#### Information provided
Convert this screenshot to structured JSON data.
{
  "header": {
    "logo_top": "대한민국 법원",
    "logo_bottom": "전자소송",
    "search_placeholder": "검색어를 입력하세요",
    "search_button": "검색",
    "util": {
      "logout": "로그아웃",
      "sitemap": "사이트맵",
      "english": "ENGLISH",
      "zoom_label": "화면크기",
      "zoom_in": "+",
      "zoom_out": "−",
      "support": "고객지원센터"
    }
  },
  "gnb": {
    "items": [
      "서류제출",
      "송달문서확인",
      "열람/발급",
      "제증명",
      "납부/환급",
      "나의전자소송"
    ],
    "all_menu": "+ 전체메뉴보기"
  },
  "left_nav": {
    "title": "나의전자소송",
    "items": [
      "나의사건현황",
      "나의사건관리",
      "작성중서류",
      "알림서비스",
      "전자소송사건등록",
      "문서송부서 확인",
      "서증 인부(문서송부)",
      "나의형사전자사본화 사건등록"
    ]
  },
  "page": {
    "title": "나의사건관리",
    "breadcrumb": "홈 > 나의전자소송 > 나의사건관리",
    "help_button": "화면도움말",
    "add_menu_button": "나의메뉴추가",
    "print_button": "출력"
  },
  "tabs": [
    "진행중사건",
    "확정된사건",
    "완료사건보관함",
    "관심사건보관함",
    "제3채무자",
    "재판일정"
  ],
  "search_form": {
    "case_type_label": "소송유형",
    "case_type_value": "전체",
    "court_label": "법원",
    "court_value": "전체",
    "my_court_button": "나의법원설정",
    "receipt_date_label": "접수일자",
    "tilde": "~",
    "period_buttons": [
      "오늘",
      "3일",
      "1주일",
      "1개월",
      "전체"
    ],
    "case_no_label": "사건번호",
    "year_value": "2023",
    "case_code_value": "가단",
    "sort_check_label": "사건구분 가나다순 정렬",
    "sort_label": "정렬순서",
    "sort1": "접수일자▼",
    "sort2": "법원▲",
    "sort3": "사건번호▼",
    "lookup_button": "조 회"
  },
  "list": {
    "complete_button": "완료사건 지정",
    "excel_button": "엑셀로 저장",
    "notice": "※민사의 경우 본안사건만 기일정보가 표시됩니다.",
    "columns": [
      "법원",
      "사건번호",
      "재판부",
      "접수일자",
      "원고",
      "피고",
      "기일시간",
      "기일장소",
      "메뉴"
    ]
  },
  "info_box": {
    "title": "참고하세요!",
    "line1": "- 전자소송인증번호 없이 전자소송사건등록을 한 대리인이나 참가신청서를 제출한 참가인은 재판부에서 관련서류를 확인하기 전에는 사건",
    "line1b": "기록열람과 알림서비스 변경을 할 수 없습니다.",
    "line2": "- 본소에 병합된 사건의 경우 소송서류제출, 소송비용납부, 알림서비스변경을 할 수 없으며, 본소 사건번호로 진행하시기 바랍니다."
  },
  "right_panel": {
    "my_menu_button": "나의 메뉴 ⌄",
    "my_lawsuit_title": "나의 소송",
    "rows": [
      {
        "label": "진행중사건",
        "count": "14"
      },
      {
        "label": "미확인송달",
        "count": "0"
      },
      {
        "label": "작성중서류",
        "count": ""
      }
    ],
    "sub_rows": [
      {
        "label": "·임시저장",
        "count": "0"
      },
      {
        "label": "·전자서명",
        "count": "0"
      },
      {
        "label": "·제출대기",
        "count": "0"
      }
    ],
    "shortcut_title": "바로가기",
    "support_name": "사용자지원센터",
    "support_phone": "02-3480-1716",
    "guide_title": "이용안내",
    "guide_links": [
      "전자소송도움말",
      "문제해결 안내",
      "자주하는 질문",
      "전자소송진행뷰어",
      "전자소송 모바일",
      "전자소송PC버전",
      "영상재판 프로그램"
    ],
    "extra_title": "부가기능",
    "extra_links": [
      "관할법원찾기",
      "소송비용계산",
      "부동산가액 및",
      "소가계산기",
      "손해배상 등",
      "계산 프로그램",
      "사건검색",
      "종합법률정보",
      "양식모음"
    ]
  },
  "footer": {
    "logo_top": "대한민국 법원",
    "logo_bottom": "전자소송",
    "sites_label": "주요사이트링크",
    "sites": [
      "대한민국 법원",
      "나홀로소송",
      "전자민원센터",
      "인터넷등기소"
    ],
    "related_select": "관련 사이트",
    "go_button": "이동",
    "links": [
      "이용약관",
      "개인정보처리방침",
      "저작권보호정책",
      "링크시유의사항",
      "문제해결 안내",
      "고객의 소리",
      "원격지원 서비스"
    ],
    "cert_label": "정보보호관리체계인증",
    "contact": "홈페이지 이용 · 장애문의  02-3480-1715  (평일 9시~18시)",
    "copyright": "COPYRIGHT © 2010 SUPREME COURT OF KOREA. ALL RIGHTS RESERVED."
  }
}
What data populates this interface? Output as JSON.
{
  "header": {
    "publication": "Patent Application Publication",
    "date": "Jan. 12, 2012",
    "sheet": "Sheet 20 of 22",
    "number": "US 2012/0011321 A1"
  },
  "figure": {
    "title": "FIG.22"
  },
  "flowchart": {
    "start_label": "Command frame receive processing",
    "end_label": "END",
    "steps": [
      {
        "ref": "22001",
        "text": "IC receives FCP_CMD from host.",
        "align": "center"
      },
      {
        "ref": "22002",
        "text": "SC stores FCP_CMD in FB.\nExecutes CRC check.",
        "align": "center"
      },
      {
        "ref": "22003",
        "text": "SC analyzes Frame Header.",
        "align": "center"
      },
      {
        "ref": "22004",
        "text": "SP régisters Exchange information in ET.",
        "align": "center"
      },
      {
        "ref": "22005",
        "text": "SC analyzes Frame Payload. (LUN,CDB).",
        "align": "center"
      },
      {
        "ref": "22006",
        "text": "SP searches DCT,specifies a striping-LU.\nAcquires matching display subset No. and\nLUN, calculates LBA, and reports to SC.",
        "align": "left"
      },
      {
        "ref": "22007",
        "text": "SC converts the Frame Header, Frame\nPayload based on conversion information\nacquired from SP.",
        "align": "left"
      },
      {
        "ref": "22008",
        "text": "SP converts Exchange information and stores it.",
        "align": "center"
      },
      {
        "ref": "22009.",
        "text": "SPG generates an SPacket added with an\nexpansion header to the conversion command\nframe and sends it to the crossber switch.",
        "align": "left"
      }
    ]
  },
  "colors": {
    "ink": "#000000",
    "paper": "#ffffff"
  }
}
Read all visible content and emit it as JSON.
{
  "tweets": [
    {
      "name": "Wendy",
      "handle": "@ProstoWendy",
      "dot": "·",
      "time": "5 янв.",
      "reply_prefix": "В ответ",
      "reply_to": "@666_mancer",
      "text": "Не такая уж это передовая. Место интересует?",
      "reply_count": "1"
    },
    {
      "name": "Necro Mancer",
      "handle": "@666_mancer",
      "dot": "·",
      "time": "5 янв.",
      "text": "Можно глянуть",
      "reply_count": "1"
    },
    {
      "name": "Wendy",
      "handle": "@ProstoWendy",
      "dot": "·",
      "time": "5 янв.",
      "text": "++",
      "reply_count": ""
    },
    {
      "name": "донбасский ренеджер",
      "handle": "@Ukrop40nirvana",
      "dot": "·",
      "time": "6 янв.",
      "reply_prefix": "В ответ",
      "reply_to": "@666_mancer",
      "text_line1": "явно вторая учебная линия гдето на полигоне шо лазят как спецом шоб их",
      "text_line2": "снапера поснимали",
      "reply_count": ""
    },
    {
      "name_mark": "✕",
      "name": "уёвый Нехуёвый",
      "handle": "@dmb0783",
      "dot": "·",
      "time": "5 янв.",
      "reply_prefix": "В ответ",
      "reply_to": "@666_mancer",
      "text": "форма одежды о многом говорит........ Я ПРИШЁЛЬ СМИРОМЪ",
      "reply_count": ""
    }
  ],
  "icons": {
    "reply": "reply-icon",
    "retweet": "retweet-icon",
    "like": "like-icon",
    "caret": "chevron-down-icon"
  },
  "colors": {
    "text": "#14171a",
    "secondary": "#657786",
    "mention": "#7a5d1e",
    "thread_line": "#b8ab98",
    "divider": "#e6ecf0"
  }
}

#### Written exercise
All lines from the one that contains "Read all visible content and emit it as JSON." through the end of the material are to be quoted exactly, with both ends included.

#### Result
Read all visible content and emit it as JSON.
{
  "tweets": [
    {
      "name": "Wendy",
      "handle": "@ProstoWendy",
      "dot": "·",
      "time": "5 янв.",
      "reply_prefix": "В ответ",
      "reply_to": "@666_mancer",
      "text": "Не такая уж это передовая. Место интересует?",
      "reply_count": "1"
    },
    {
      "name": "Necro Mancer",
      "handle": "@666_mancer",
      "dot": "·",
      "time": "5 янв.",
      "text": "Можно глянуть",
      "reply_count": "1"
    },
    {
      "name": "Wendy",
      "handle": "@ProstoWendy",
      "dot": "·",
      "time": "5 янв.",
      "text": "++",
      "reply_count": ""
    },
    {
      "name": "донбасский ренеджер",
      "handle": "@Ukrop40nirvana",
      "dot": "·",
      "time": "6 янв.",
      "reply_prefix": "В ответ",
      "reply_to": "@666_mancer",
      "text_line1": "явно вторая учебная линия гдето на полигоне шо лазят как спецом шоб их",
      "text_line2": "снапера поснимали",
      "reply_count": ""
    },
    {
      "name_mark": "✕",
      "name": "уёвый Нехуёвый",
      "handle": "@dmb0783",
      "dot": "·",
      "time": "5 янв.",
      "reply_prefix": "В ответ",
      "reply_to": "@666_mancer",
      "text": "форма одежды о многом говорит........ Я ПРИШЁЛЬ СМИРОМЪ",
      "reply_count": ""
    }
  ],
  "icons": {
    "reply": "reply-icon",
    "retweet": "retweet-icon",
    "like": "like-icon",
    "caret": "chevron-down-icon"
  },
  "colors": {
    "text": "#14171a",
    "secondary": "#657786",
    "mention": "#7a5d1e",
    "thread_line": "#b8ab98",
    "divider": "#e6ecf0"
  }
}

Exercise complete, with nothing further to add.